Excerpt from a dataset:
>>>>>
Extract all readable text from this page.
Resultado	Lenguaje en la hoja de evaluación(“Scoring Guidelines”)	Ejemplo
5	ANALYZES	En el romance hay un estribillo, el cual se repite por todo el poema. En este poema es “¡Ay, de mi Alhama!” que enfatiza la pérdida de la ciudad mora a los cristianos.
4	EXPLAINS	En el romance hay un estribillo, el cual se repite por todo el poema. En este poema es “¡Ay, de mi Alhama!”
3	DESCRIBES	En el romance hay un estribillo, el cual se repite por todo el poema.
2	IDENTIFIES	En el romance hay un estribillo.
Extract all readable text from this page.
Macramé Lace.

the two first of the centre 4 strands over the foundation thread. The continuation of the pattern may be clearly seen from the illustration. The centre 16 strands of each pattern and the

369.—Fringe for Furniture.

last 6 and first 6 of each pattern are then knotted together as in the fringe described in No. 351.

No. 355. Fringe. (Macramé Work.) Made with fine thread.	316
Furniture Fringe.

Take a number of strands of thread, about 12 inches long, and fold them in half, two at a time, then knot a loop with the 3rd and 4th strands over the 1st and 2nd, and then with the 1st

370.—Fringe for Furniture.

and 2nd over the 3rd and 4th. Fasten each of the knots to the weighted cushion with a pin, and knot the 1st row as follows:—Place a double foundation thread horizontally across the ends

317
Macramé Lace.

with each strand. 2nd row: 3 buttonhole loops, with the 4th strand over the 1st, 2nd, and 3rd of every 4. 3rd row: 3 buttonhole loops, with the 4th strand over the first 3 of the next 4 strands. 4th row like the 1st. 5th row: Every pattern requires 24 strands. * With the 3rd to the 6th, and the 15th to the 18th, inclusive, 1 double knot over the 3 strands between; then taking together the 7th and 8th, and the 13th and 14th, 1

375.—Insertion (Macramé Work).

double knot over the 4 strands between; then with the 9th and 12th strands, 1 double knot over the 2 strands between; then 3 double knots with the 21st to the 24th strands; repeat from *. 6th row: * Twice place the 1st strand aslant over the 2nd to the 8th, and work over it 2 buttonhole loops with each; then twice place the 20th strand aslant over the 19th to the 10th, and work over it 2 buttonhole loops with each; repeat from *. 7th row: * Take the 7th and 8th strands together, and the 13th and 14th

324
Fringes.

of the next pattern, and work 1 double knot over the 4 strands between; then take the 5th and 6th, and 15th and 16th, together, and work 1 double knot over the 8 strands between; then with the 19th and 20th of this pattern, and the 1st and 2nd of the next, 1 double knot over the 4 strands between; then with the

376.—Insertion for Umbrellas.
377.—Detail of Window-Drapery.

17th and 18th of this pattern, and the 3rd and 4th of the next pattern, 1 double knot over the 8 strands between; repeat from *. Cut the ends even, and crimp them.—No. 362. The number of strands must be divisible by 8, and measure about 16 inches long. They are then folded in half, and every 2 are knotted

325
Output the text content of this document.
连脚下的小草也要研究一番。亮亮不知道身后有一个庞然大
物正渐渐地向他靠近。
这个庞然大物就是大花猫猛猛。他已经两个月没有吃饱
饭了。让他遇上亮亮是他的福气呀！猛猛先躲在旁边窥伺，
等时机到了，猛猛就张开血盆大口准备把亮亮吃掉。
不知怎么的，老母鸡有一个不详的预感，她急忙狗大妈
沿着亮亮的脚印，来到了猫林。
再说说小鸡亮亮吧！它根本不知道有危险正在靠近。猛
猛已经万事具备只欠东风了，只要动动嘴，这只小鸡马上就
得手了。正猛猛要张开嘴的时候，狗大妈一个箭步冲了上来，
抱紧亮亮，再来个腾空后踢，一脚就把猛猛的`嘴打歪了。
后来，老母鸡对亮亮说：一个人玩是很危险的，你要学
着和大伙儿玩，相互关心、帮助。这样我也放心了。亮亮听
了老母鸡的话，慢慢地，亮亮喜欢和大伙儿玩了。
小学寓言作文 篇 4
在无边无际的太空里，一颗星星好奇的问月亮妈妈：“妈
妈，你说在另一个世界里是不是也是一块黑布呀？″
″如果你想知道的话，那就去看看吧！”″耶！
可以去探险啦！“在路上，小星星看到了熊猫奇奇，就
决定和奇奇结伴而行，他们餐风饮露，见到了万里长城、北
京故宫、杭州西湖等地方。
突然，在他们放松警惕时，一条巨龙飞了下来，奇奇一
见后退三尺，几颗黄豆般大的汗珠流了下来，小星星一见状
<<<<<
(Aim of the exercise) What is the number of lines that contain "thread"? Reply with that number alone.

(Output of the task) 4